- **PROBLEM**
Find how many lines contain "this" and state only that number.

- **RECORDED DATA**
▽
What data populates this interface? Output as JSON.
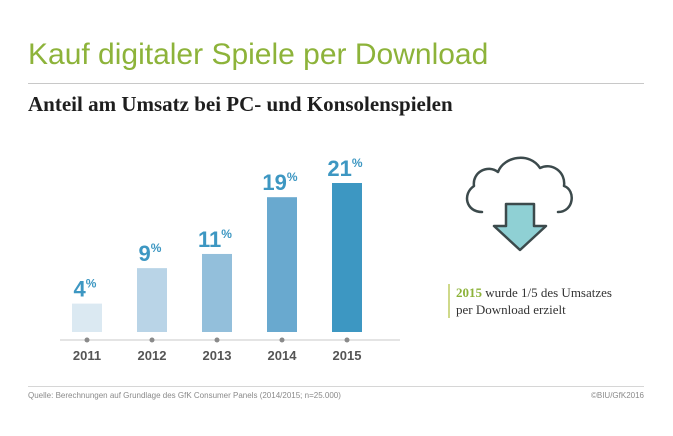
{
  "header": {
    "title": "Kauf digitaler Spiele per Download",
    "subtitle": "Anteil am Umsatz bei PC- und Konsolenspielen"
  },
  "chart_data": {
    "type": "bar",
    "categories": [
      "2011",
      "2012",
      "2013",
      "2014",
      "2015"
    ],
    "values": [
      4,
      9,
      11,
      19,
      21
    ],
    "value_labels": [
      "4",
      "9",
      "11",
      "19",
      "21"
    ],
    "unit": "%",
    "title": "Kauf digitaler Spiele per Download",
    "subtitle": "Anteil am Umsatz bei PC- und Konsolenspielen",
    "xlabel": "",
    "ylabel": "",
    "ylim": [
      0,
      21
    ],
    "grid": false,
    "legend": "none",
    "bar_colors": [
      "#dbe9f2",
      "#b9d4e7",
      "#93bfdb",
      "#69a9cf",
      "#3d97c2"
    ],
    "label_color": "#3d97c2"
  },
  "callout": {
    "year": "2015",
    "text_line1": " wurde 1/5 des Umsatzes",
    "text_line2": "per Download erzielt"
  },
  "icon": {
    "name": "cloud-download-icon",
    "cloud_stroke": "#3c4a4c",
    "arrow_fill": "#8fd0d4"
  },
  "footer": {
    "source": "Quelle: Berechnungen auf Grundlage des GfK Consumer Panels (2014/2015; n=25.000)",
    "copyright": "©BIU/GfK2016"
  }
}
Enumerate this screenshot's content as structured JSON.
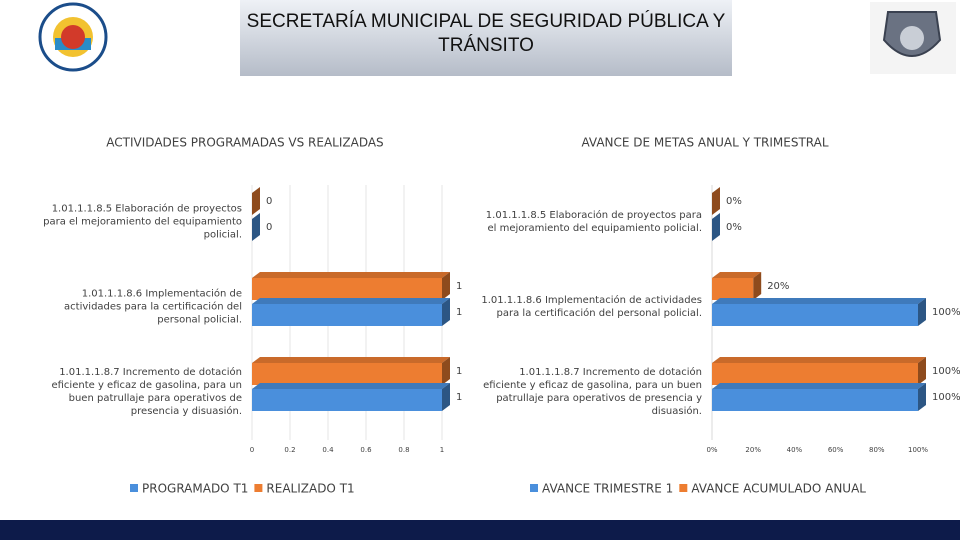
{
  "header": {
    "title": "SECRETARÍA MUNICIPAL DE SEGURIDAD PÚBLICA Y TRÁNSITO"
  },
  "chart_data": [
    {
      "type": "bar",
      "orientation": "horizontal",
      "title": "ACTIVIDADES PROGRAMADAS VS REALIZADAS",
      "categories": [
        "1.01.1.1.8.5 Elaboración de proyectos para el mejoramiento del equipamiento policial.",
        "1.01.1.1.8.6 Implementación de actividades para la certificación del personal policial.",
        "1.01.1.1.8.7 Incremento de dotación eficiente y eficaz de gasolina, para un buen patrullaje para operativos de presencia y disuasión."
      ],
      "series": [
        {
          "name": "PROGRAMADO T1",
          "color": "#4a8fdc",
          "values": [
            0,
            1,
            1
          ]
        },
        {
          "name": "REALIZADO T1",
          "color": "#ed7d31",
          "values": [
            0,
            1,
            1
          ]
        }
      ],
      "xlim": [
        0,
        1
      ],
      "xticks": [
        0,
        0.2,
        0.4,
        0.6,
        0.8,
        1
      ],
      "grid": true
    },
    {
      "type": "bar",
      "orientation": "horizontal",
      "title": "AVANCE DE METAS ANUAL Y TRIMESTRAL",
      "categories": [
        "1.01.1.1.8.5 Elaboración de proyectos para el mejoramiento del equipamiento policial.",
        "1.01.1.1.8.6 Implementación de actividades para la certificación del personal policial.",
        "1.01.1.1.8.7 Incremento de dotación eficiente y eficaz de gasolina, para un buen patrullaje para operativos de presencia y disuasión."
      ],
      "series": [
        {
          "name": "AVANCE TRIMESTRE 1",
          "color": "#4a8fdc",
          "values": [
            0,
            100,
            100
          ],
          "value_labels": [
            "0%",
            "100%",
            "100%"
          ]
        },
        {
          "name": "AVANCE ACUMULADO ANUAL",
          "color": "#ed7d31",
          "values": [
            0,
            20,
            100
          ],
          "value_labels": [
            "0%",
            "20%",
            "100%"
          ]
        }
      ],
      "xlim": [
        0,
        100
      ],
      "xticks": [
        {
          "value": 0,
          "label": "0%"
        },
        {
          "value": 20,
          "label": "20%"
        },
        {
          "value": 40,
          "label": "40%"
        },
        {
          "value": 60,
          "label": "60%"
        },
        {
          "value": 80,
          "label": "80%"
        },
        {
          "value": 100,
          "label": "100%"
        }
      ],
      "grid": false
    }
  ]
}
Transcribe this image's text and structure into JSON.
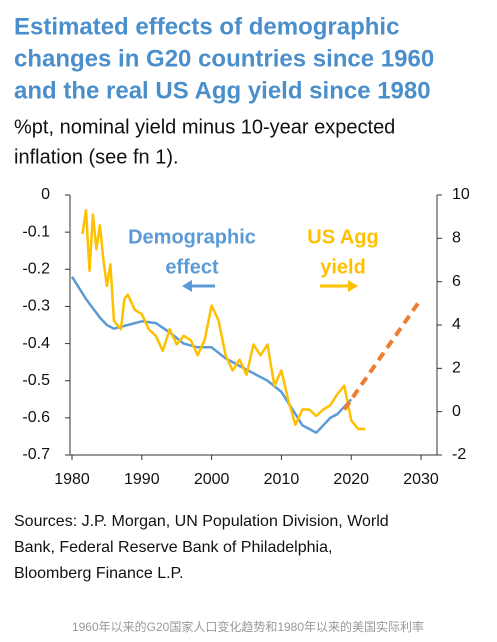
{
  "chart_data": {
    "type": "line",
    "title": [
      "Estimated effects of demographic",
      "changes in G20 countries since 1960",
      "and the real US Agg yield since 1980"
    ],
    "subtitle": [
      "%pt, nominal yield minus 10-year expected",
      "inflation (see fn 1)."
    ],
    "xlim": [
      1980,
      2032
    ],
    "xticks": [
      1980,
      1990,
      2000,
      2010,
      2020,
      2030
    ],
    "ylim": [
      -0.7,
      0
    ],
    "yticks": [
      0,
      -0.1,
      -0.2,
      -0.3,
      -0.4,
      -0.5,
      -0.6,
      -0.7
    ],
    "y2lim": [
      -2,
      10
    ],
    "y2ticks": [
      10,
      8,
      6,
      4,
      2,
      0,
      -2
    ],
    "grid": false,
    "series": [
      {
        "name": "Demographic effect",
        "color": "#5b9bd5",
        "axis": "y",
        "x": [
          1980,
          1982,
          1984,
          1985,
          1986,
          1988,
          1990,
          1992,
          1994,
          1996,
          1998,
          2000,
          2002,
          2004,
          2006,
          2008,
          2010,
          2012,
          2013,
          2014,
          2015,
          2016,
          2017,
          2018,
          2019,
          2020
        ],
        "values": [
          -0.22,
          -0.28,
          -0.33,
          -0.35,
          -0.36,
          -0.35,
          -0.34,
          -0.345,
          -0.37,
          -0.4,
          -0.41,
          -0.41,
          -0.44,
          -0.46,
          -0.48,
          -0.5,
          -0.53,
          -0.59,
          -0.62,
          -0.63,
          -0.64,
          -0.62,
          -0.6,
          -0.59,
          -0.57,
          -0.55
        ]
      },
      {
        "name": "US Agg yield",
        "color": "#ffc000",
        "axis": "y2",
        "x": [
          1981.5,
          1982,
          1982.5,
          1983,
          1983.5,
          1984,
          1984.5,
          1985,
          1985.5,
          1986,
          1987,
          1987.5,
          1988,
          1989,
          1990,
          1991,
          1992,
          1993,
          1994,
          1995,
          1996,
          1997,
          1998,
          1999,
          2000,
          2001,
          2002,
          2003,
          2004,
          2005,
          2006,
          2007,
          2008,
          2009,
          2010,
          2011,
          2012,
          2013,
          2014,
          2015,
          2016,
          2017,
          2018,
          2019,
          2020,
          2021,
          2022
        ],
        "values": [
          8.2,
          9.3,
          6.5,
          9.1,
          7.5,
          8.6,
          7,
          5.8,
          6.8,
          4.2,
          3.8,
          5.2,
          5.4,
          4.7,
          4.5,
          3.8,
          3.5,
          2.8,
          3.8,
          3.1,
          3.5,
          3.3,
          2.6,
          3.3,
          4.9,
          4.2,
          2.6,
          1.9,
          2.4,
          1.7,
          3.1,
          2.6,
          3.1,
          1.2,
          1.9,
          0.5,
          -0.6,
          0.1,
          0.1,
          -0.2,
          0.1,
          0.3,
          0.8,
          1.2,
          -0.4,
          -0.8,
          -0.8
        ]
      },
      {
        "color": "#ed7d31",
        "axis": "y2",
        "dashed": true,
        "x": [
          2019,
          2030
        ],
        "values": [
          0.1,
          5.2
        ]
      }
    ],
    "annotations": [
      {
        "text": [
          "Demographic",
          "effect"
        ],
        "color": "#5b9bd5",
        "arrow": "left"
      },
      {
        "text": [
          "US Agg",
          "yield"
        ],
        "color": "#ffc000",
        "arrow": "right"
      }
    ],
    "sources": [
      "Sources: J.P. Morgan, UN Population Division, World",
      "Bank, Federal Reserve Bank of Philadelphia,",
      "Bloomberg Finance L.P."
    ],
    "caption": "1960年以来的G20国家人口变化趋势和1980年以来的美国实际利率"
  }
}
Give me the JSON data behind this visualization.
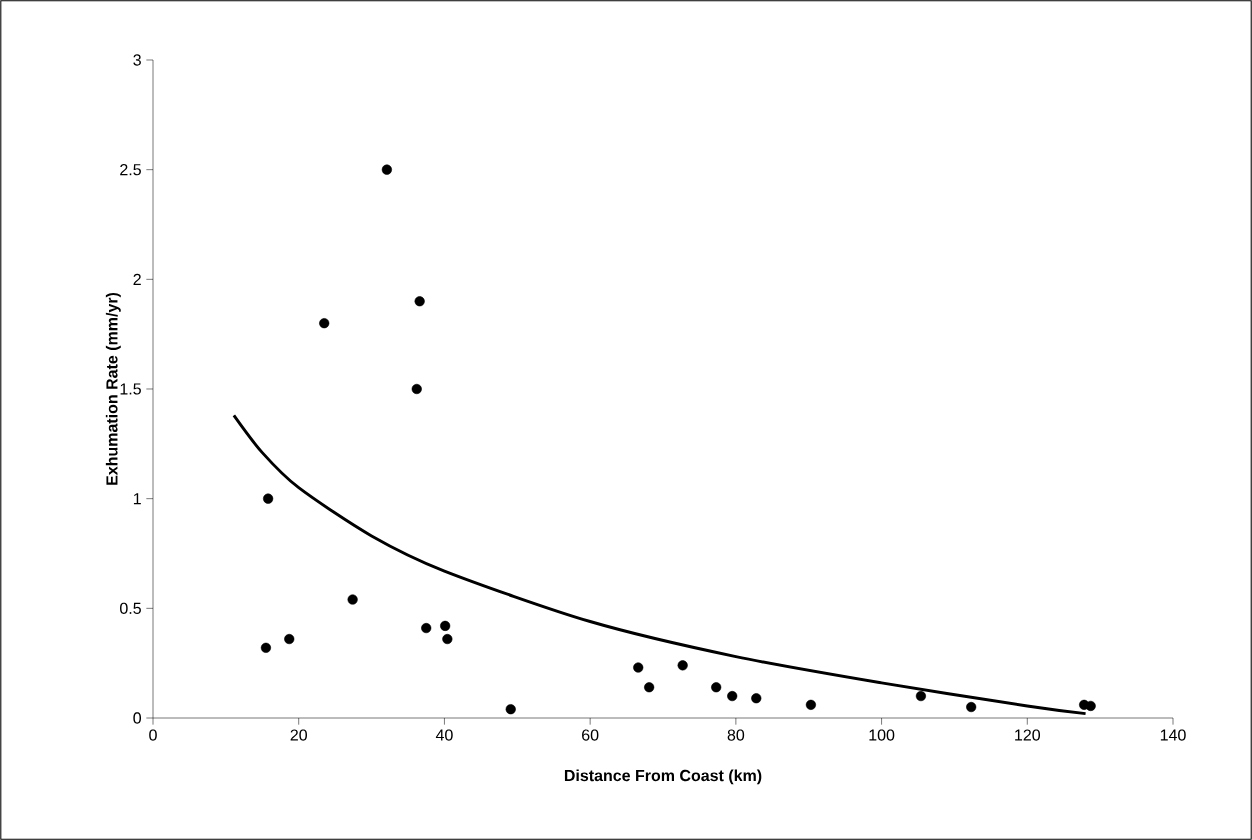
△
- **EXPECTED ANSWER**
4